Items =>
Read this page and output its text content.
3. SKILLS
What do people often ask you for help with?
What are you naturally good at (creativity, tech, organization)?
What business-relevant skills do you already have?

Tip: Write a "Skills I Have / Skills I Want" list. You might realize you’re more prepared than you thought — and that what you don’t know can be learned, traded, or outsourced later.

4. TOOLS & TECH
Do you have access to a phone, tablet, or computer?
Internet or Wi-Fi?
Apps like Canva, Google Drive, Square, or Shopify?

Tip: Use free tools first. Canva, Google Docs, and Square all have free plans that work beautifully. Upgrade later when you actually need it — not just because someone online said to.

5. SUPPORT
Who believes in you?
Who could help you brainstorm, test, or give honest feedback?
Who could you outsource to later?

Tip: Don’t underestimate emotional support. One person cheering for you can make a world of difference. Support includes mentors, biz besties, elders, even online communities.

Task description => Your task is to repeat every line exactly.

Response =>
Read this page and output its text content.
3. SKILLS
What do people often ask you for help with?
What are you naturally good at (creativity, tech, organization)?
What business-relevant skills do you already have?

Tip: Write a "Skills I Have / Skills I Want" list. You might realize you’re more prepared than you thought — and that what you don’t know can be learned, traded, or outsourced later.

4. TOOLS & TECH
Do you have access to a phone, tablet, or computer?
Internet or Wi-Fi?
Apps like Canva, Google Drive, Square, or Shopify?

Tip: Use free tools first. Canva, Google Docs, and Square all have free plans that work beautifully. Upgrade later when you actually need it — not just because someone online said to.

5. SUPPORT
Who believes in you?
Who could help you brainstorm, test, or give honest feedback?
Who could you outsource to later?

Tip: Don’t underestimate emotional support. One person cheering for you can make a world of difference. Support includes mentors, biz besties, elders, even online communities.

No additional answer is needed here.